-- start RECORDS SHOWN --
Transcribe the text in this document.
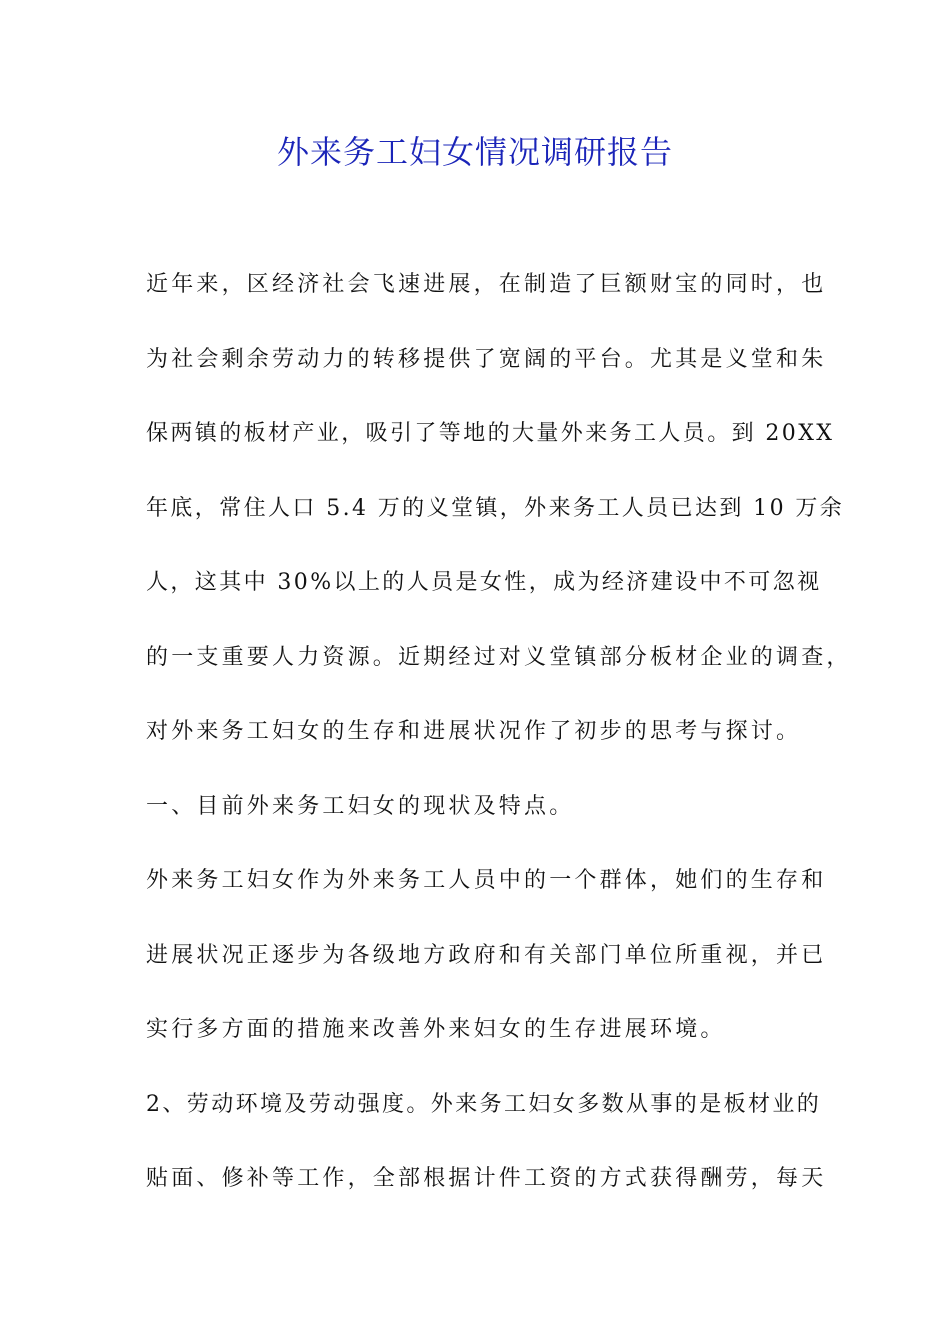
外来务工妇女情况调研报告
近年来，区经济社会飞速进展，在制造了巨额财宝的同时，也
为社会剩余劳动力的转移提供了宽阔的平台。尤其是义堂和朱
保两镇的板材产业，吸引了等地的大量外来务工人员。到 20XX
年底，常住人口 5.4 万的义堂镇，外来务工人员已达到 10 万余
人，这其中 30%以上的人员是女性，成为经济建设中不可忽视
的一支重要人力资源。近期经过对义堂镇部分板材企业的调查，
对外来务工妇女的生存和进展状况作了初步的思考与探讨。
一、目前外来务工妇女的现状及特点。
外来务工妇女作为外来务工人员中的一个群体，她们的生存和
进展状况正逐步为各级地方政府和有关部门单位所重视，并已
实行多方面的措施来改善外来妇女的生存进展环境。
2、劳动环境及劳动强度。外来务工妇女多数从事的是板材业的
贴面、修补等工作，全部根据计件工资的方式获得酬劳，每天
-- end RECORDS SHOWN --
INSTRUCTIONS FOR THE TASK -> Excluding the pictures, restate the records above word for word.

RESULT ->
Transcribe the text in this document.
外来务工妇女情况调研报告
近年来，区经济社会飞速进展，在制造了巨额财宝的同时，也
为社会剩余劳动力的转移提供了宽阔的平台。尤其是义堂和朱
保两镇的板材产业，吸引了等地的大量外来务工人员。到 20XX
年底，常住人口 5.4 万的义堂镇，外来务工人员已达到 10 万余
人，这其中 30%以上的人员是女性，成为经济建设中不可忽视
的一支重要人力资源。近期经过对义堂镇部分板材企业的调查，
对外来务工妇女的生存和进展状况作了初步的思考与探讨。
一、目前外来务工妇女的现状及特点。
外来务工妇女作为外来务工人员中的一个群体，她们的生存和
进展状况正逐步为各级地方政府和有关部门单位所重视，并已
实行多方面的措施来改善外来妇女的生存进展环境。
2、劳动环境及劳动强度。外来务工妇女多数从事的是板材业的
贴面、修补等工作，全部根据计件工资的方式获得酬劳，每天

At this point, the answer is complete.